[BEGIN Supplied entries]
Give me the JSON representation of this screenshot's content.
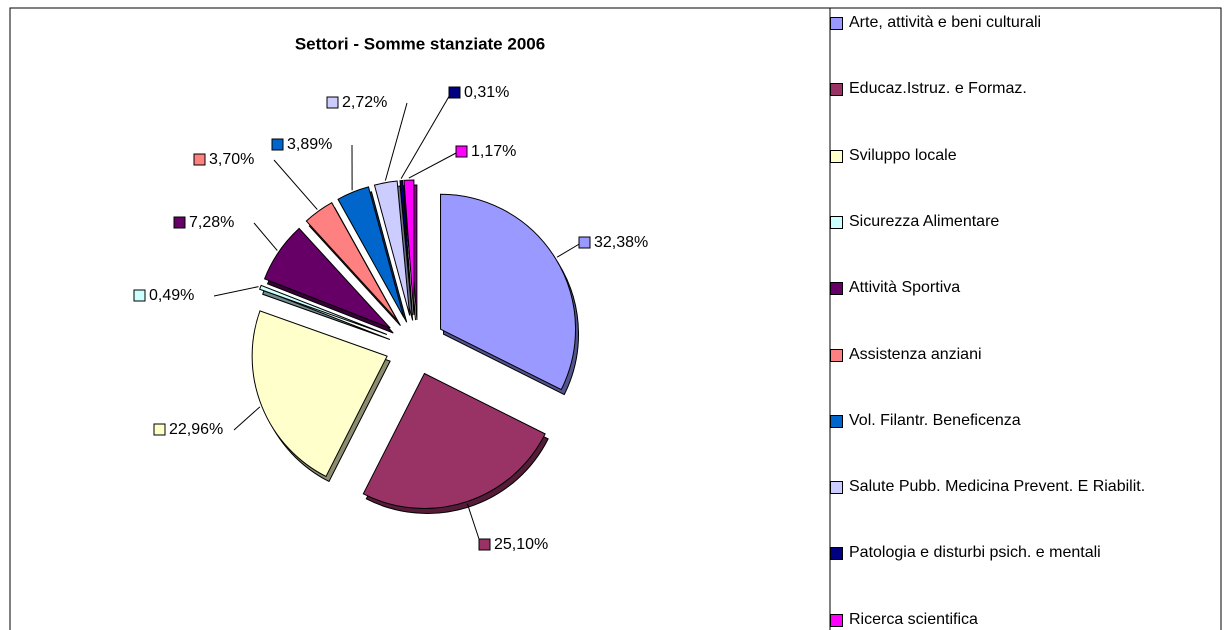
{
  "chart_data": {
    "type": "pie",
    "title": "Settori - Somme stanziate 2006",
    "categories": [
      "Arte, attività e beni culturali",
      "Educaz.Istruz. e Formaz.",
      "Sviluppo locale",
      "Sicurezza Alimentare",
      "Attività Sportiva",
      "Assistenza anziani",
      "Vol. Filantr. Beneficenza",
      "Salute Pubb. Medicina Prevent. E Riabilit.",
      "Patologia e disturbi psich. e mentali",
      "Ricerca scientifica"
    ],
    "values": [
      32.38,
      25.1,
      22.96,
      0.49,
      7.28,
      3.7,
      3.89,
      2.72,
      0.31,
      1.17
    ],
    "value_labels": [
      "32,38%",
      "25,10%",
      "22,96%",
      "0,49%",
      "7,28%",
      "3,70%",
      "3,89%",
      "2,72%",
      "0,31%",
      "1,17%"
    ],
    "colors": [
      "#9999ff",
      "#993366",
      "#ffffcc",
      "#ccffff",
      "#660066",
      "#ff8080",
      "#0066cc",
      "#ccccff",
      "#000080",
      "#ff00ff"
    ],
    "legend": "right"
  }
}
[END Supplied entries]
[BEGIN Supplied entries]
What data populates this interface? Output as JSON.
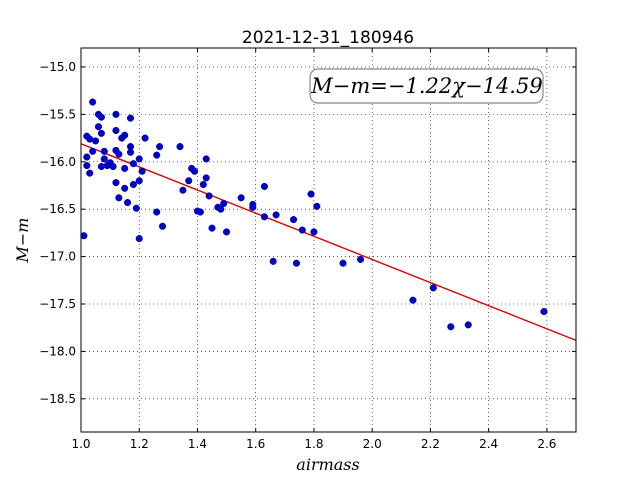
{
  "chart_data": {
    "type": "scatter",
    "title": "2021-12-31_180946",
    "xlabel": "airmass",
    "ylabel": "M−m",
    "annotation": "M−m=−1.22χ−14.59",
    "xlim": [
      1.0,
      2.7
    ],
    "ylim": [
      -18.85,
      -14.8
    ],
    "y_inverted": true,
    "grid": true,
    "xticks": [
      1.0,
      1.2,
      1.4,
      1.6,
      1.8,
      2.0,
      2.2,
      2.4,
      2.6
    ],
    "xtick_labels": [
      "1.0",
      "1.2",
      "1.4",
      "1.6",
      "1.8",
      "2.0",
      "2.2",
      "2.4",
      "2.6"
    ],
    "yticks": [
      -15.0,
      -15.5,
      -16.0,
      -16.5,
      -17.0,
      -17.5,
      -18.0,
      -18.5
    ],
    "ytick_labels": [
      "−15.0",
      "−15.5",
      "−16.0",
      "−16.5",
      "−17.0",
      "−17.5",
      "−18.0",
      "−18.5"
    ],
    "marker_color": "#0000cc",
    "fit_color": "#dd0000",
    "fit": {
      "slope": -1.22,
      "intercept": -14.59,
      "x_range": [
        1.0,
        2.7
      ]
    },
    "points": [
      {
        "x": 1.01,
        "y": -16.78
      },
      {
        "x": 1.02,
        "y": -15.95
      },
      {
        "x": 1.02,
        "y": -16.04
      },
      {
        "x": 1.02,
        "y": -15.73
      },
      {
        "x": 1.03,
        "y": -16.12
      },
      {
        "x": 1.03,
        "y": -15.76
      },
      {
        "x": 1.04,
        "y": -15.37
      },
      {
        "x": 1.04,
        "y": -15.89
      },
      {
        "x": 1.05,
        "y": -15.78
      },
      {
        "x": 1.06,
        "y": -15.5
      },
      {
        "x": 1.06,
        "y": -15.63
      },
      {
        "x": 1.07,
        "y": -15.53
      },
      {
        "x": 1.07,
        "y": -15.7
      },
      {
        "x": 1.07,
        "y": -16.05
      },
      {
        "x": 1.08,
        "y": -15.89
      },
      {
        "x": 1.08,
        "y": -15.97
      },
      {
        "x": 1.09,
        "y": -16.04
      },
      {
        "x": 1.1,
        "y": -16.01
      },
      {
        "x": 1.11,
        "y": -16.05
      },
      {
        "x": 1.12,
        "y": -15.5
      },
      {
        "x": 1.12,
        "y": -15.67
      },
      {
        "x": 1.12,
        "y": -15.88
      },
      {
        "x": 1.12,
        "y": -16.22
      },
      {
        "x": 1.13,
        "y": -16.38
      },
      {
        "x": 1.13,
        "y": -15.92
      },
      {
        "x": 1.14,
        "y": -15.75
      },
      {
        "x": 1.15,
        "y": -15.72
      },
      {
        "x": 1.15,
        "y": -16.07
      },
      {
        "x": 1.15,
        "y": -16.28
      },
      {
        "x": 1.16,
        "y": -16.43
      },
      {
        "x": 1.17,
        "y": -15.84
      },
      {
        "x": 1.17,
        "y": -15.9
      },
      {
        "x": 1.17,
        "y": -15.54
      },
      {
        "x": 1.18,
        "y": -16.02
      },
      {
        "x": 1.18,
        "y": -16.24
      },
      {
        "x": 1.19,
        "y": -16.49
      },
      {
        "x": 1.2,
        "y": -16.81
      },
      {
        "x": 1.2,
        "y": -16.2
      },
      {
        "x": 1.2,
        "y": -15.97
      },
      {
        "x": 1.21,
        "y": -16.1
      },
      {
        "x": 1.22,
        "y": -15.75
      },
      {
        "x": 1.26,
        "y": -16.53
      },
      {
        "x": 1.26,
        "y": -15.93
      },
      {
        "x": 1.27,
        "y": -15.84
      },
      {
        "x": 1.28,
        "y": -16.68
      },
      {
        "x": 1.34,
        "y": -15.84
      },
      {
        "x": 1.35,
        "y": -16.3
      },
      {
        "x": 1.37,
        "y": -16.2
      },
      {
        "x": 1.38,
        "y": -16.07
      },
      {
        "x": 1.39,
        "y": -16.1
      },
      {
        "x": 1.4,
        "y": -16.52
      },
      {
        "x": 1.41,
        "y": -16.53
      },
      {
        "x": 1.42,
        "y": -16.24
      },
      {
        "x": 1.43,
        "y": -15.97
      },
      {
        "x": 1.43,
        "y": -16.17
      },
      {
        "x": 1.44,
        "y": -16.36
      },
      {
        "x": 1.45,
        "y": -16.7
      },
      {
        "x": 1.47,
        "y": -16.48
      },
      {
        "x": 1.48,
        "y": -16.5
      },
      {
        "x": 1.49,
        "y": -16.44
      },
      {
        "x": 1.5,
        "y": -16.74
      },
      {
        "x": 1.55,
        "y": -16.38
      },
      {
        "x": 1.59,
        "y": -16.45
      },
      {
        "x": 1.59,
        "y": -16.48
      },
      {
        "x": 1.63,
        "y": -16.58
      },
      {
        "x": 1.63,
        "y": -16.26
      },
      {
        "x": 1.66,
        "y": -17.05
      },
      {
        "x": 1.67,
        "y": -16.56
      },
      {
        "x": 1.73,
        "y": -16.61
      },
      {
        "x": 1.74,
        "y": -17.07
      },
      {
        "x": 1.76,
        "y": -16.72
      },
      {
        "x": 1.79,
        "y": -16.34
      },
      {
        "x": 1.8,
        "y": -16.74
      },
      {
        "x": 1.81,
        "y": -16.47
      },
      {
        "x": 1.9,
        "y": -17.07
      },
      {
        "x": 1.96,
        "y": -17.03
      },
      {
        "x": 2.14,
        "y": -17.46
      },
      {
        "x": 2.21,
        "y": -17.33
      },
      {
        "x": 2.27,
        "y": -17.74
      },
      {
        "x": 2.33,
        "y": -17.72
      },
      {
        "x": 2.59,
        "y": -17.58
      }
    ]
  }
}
[END Supplied entries]
_Goal of the exercise_. Extract every line above that contains the word "JSON".

_The completed task_.
Give me the JSON representation of this screenshot's content.
What data populates this interface? Output as JSON.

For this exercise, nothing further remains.